▶ _WHAT TO WORK ON_
Of all the lines in the records, how many hold the word "value"? Answer with the number only.
## start
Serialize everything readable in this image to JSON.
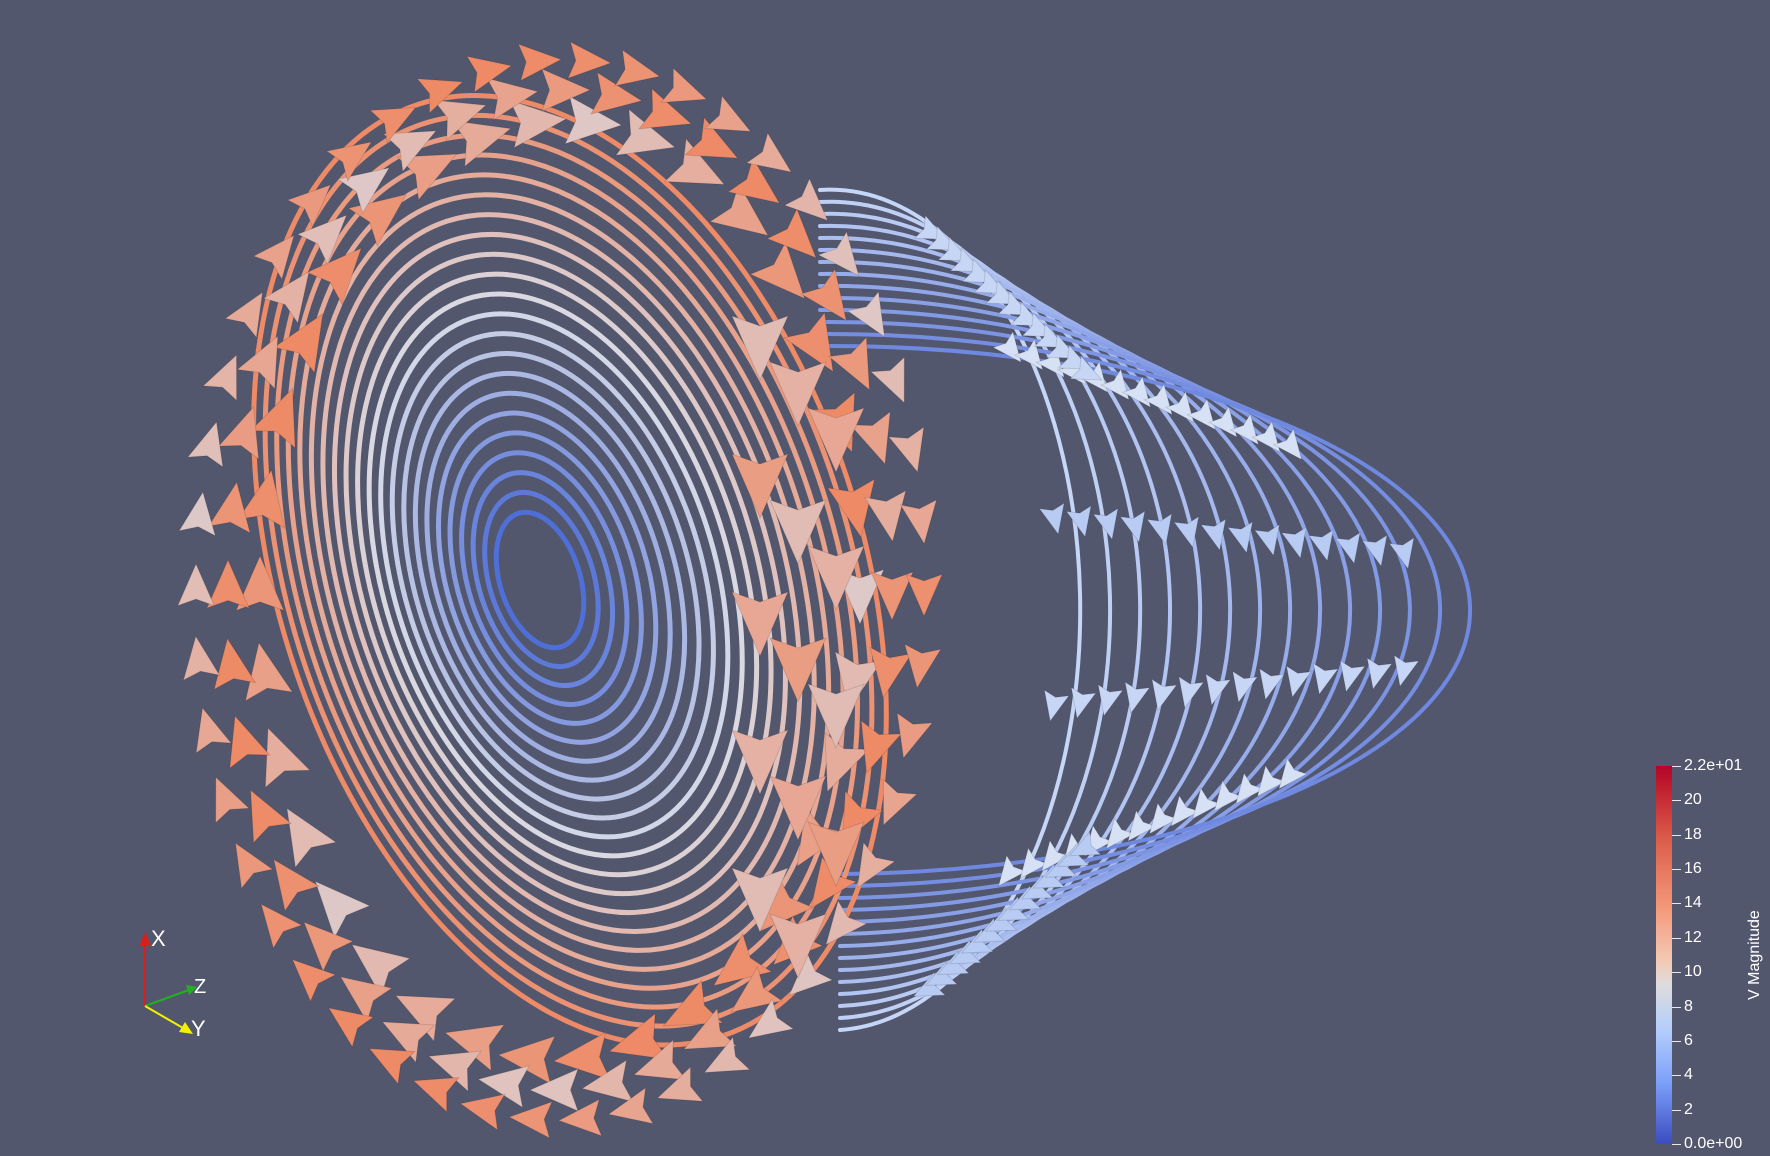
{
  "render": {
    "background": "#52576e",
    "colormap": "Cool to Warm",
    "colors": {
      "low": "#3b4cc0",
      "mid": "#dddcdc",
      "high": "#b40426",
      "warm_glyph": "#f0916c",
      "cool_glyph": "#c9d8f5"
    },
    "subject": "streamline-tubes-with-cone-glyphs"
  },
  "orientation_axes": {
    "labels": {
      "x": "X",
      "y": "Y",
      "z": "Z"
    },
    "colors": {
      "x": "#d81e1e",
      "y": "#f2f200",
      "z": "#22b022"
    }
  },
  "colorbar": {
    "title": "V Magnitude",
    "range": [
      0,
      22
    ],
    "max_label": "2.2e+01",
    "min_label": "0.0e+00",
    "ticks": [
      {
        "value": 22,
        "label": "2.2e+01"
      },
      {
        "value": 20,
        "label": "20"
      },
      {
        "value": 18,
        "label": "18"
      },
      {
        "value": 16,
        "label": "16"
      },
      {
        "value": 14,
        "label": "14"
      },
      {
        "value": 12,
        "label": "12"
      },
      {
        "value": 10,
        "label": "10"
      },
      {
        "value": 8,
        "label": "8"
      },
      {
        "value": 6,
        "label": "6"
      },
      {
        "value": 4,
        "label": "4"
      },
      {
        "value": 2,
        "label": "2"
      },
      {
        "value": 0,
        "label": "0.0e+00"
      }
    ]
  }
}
## end
▶ _RESULT OF THIS EXERCISE_
12